» Information given
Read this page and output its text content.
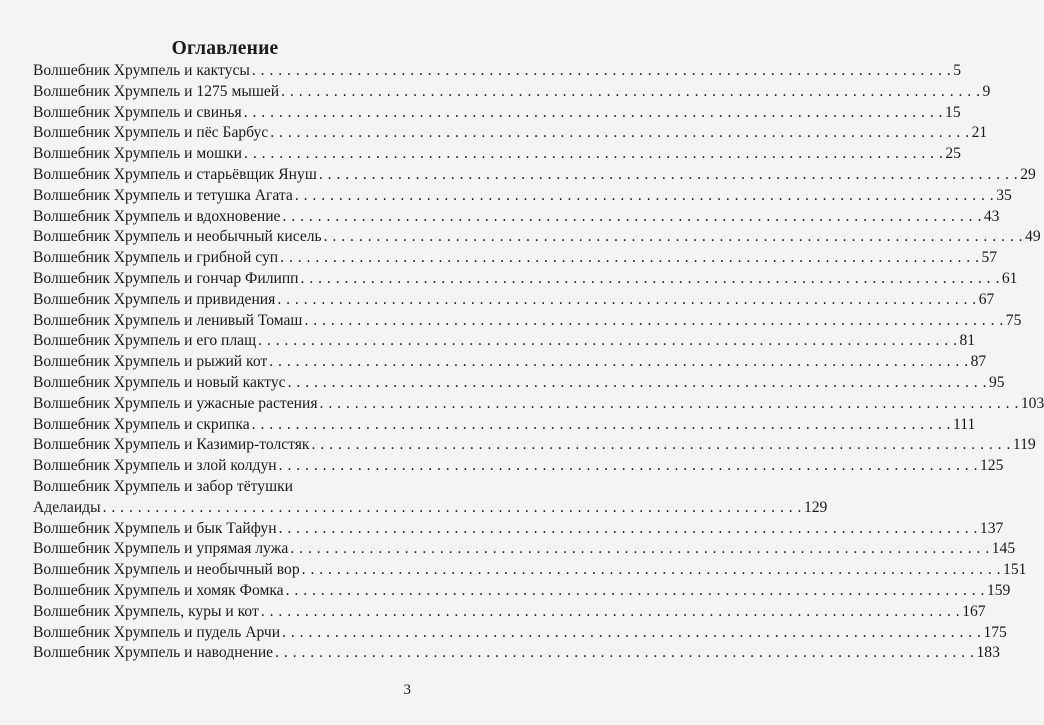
Оглавление
Волшебник Хрумпель и кактусы . . . . . . . . . . . . . . . . . . . . . . . . . . . . . . . . . . . . . . . . . . . . . . . . . . . . . . . . . . . . . . . . . . . . . . . . . . . . . . . . 5
Волшебник Хрумпель и 1275 мышей . . . . . . . . . . . . . . . . . . . . . . . . . . . . . . . . . . . . . . . . . . . . . . . . . . . . . . . . . . . . . . . . . . . . . . . . . . . . . . . . 9
Волшебник Хрумпель и свинья . . . . . . . . . . . . . . . . . . . . . . . . . . . . . . . . . . . . . . . . . . . . . . . . . . . . . . . . . . . . . . . . . . . . . . . . . . . . . . . . 15
Волшебник Хрумпель и пёс Барбус . . . . . . . . . . . . . . . . . . . . . . . . . . . . . . . . . . . . . . . . . . . . . . . . . . . . . . . . . . . . . . . . . . . . . . . . . . . . . . . . 21
Волшебник Хрумпель и мошки . . . . . . . . . . . . . . . . . . . . . . . . . . . . . . . . . . . . . . . . . . . . . . . . . . . . . . . . . . . . . . . . . . . . . . . . . . . . . . . . 25
Волшебник Хрумпель и старьёвщик Януш . . . . . . . . . . . . . . . . . . . . . . . . . . . . . . . . . . . . . . . . . . . . . . . . . . . . . . . . . . . . . . . . . . . . . . . . . . . . . . . . 29
Волшебник Хрумпель и тетушка Агата . . . . . . . . . . . . . . . . . . . . . . . . . . . . . . . . . . . . . . . . . . . . . . . . . . . . . . . . . . . . . . . . . . . . . . . . . . . . . . . . 35
Волшебник Хрумпель и вдохновение . . . . . . . . . . . . . . . . . . . . . . . . . . . . . . . . . . . . . . . . . . . . . . . . . . . . . . . . . . . . . . . . . . . . . . . . . . . . . . . . 43
Волшебник Хрумпель и необычный кисель . . . . . . . . . . . . . . . . . . . . . . . . . . . . . . . . . . . . . . . . . . . . . . . . . . . . . . . . . . . . . . . . . . . . . . . . . . . . . . . . 49
Волшебник Хрумпель и грибной суп . . . . . . . . . . . . . . . . . . . . . . . . . . . . . . . . . . . . . . . . . . . . . . . . . . . . . . . . . . . . . . . . . . . . . . . . . . . . . . . . 57
Волшебник Хрумпель и гончар Филипп . . . . . . . . . . . . . . . . . . . . . . . . . . . . . . . . . . . . . . . . . . . . . . . . . . . . . . . . . . . . . . . . . . . . . . . . . . . . . . . . 61
Волшебник Хрумпель и привидения . . . . . . . . . . . . . . . . . . . . . . . . . . . . . . . . . . . . . . . . . . . . . . . . . . . . . . . . . . . . . . . . . . . . . . . . . . . . . . . . 67
Волшебник Хрумпель и ленивый Томаш . . . . . . . . . . . . . . . . . . . . . . . . . . . . . . . . . . . . . . . . . . . . . . . . . . . . . . . . . . . . . . . . . . . . . . . . . . . . . . . . 75
Волшебник Хрумпель и его плащ . . . . . . . . . . . . . . . . . . . . . . . . . . . . . . . . . . . . . . . . . . . . . . . . . . . . . . . . . . . . . . . . . . . . . . . . . . . . . . . . 81
Волшебник Хрумпель и рыжий кот . . . . . . . . . . . . . . . . . . . . . . . . . . . . . . . . . . . . . . . . . . . . . . . . . . . . . . . . . . . . . . . . . . . . . . . . . . . . . . . . 87
Волшебник Хрумпель и новый кактус . . . . . . . . . . . . . . . . . . . . . . . . . . . . . . . . . . . . . . . . . . . . . . . . . . . . . . . . . . . . . . . . . . . . . . . . . . . . . . . . 95
Волшебник Хрумпель и ужасные растения . . . . . . . . . . . . . . . . . . . . . . . . . . . . . . . . . . . . . . . . . . . . . . . . . . . . . . . . . . . . . . . . . . . . . . . . . . . . . . . . 103
Волшебник Хрумпель и скрипка . . . . . . . . . . . . . . . . . . . . . . . . . . . . . . . . . . . . . . . . . . . . . . . . . . . . . . . . . . . . . . . . . . . . . . . . . . . . . . . . 111
Волшебник Хрумпель и Казимир-толстяк . . . . . . . . . . . . . . . . . . . . . . . . . . . . . . . . . . . . . . . . . . . . . . . . . . . . . . . . . . . . . . . . . . . . . . . . . . . . . . . . 119
Волшебник Хрумпель и злой колдун . . . . . . . . . . . . . . . . . . . . . . . . . . . . . . . . . . . . . . . . . . . . . . . . . . . . . . . . . . . . . . . . . . . . . . . . . . . . . . . . 125
Волшебник Хрумпель и забор тётушки
Аделаиды . . . . . . . . . . . . . . . . . . . . . . . . . . . . . . . . . . . . . . . . . . . . . . . . . . . . . . . . . . . . . . . . . . . . . . . . . . . . . . . . 129
Волшебник Хрумпель и бык Тайфун . . . . . . . . . . . . . . . . . . . . . . . . . . . . . . . . . . . . . . . . . . . . . . . . . . . . . . . . . . . . . . . . . . . . . . . . . . . . . . . . 137
Волшебник Хрумпель и упрямая лужа . . . . . . . . . . . . . . . . . . . . . . . . . . . . . . . . . . . . . . . . . . . . . . . . . . . . . . . . . . . . . . . . . . . . . . . . . . . . . . . . 145
Волшебник Хрумпель и необычный вор . . . . . . . . . . . . . . . . . . . . . . . . . . . . . . . . . . . . . . . . . . . . . . . . . . . . . . . . . . . . . . . . . . . . . . . . . . . . . . . . 151
Волшебник Хрумпель и хомяк Фомка . . . . . . . . . . . . . . . . . . . . . . . . . . . . . . . . . . . . . . . . . . . . . . . . . . . . . . . . . . . . . . . . . . . . . . . . . . . . . . . . 159
Волшебник Хрумпель, куры и кот . . . . . . . . . . . . . . . . . . . . . . . . . . . . . . . . . . . . . . . . . . . . . . . . . . . . . . . . . . . . . . . . . . . . . . . . . . . . . . . . 167
Волшебник Хрумпель и пудель Арчи . . . . . . . . . . . . . . . . . . . . . . . . . . . . . . . . . . . . . . . . . . . . . . . . . . . . . . . . . . . . . . . . . . . . . . . . . . . . . . . . 175
Волшебник Хрумпель и наводнение . . . . . . . . . . . . . . . . . . . . . . . . . . . . . . . . . . . . . . . . . . . . . . . . . . . . . . . . . . . . . . . . . . . . . . . . . . . . . . . . 183
3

» Set exercise
From the data above, gather every line that includes the word "необычный".

» Solution to the exercise
Волшебник Хрумпель и необычный кисель . . . . . . . . . . . . . . . . . . . . . . . . . . . . . . . . . . . . . . . . . . . . . . . . . . . . . . . . . . . . . . . . . . . . . . . . . . . . . . . . 49
Волшебник Хрумпель и необычный вор . . . . . . . . . . . . . . . . . . . . . . . . . . . . . . . . . . . . . . . . . . . . . . . . . . . . . . . . . . . . . . . . . . . . . . . . . . . . . . . . 151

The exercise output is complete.